STORED RECORDS:
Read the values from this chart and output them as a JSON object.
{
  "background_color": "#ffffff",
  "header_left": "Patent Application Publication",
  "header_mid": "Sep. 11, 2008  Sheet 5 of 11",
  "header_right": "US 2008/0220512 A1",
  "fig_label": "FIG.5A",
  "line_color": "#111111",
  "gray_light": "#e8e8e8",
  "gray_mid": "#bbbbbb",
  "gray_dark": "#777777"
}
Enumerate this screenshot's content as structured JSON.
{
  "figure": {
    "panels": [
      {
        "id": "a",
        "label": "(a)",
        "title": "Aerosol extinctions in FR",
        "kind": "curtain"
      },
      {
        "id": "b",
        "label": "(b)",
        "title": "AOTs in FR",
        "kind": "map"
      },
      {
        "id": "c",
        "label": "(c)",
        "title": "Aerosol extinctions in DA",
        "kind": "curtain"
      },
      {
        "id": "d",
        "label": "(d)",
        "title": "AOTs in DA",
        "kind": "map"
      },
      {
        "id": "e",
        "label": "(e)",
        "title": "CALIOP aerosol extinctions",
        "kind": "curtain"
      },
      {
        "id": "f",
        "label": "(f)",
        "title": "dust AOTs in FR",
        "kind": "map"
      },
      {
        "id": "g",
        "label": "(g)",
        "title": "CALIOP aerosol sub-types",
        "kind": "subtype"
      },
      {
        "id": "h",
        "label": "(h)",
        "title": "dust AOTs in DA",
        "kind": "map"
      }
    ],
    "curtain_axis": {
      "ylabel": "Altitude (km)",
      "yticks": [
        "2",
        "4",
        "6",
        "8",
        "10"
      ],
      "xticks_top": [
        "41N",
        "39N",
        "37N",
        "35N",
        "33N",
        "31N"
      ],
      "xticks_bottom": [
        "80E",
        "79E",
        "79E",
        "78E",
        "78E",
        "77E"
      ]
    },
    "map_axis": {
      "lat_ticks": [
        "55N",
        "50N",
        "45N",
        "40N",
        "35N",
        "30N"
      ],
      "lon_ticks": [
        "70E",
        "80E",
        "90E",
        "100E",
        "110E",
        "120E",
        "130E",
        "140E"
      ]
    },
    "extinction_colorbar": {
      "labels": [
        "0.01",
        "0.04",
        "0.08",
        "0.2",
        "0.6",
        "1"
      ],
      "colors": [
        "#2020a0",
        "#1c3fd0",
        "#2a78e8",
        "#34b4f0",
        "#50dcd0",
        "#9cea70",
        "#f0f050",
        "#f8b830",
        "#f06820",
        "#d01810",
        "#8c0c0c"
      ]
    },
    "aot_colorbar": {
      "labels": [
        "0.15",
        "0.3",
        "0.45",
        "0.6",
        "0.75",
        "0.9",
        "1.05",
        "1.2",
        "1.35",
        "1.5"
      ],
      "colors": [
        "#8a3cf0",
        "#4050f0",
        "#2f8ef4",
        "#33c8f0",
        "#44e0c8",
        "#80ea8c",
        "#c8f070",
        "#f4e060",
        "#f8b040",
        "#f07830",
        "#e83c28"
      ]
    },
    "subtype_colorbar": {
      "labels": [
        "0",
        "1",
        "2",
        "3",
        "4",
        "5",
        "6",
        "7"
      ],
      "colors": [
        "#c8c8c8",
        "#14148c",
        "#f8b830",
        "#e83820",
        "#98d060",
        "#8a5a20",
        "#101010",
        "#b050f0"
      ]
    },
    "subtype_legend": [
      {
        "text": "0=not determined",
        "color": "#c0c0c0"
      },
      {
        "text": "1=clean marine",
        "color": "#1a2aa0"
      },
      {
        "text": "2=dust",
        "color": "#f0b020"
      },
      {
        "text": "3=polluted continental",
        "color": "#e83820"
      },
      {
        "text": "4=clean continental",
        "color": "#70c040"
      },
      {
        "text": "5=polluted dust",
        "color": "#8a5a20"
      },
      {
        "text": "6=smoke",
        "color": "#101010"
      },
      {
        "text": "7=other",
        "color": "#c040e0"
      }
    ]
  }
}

TASK STATEMENT:
Filter the listing above by the word "text"; copy each line that passes.

FINISHED TASK:
        "text": "0=not determined",
        "text": "1=clean marine",
        "text": "2=dust",
        "text": "3=polluted continental",
        "text": "4=clean continental",
        "text": "5=polluted dust",
        "text": "6=smoke",
        "text": "7=other",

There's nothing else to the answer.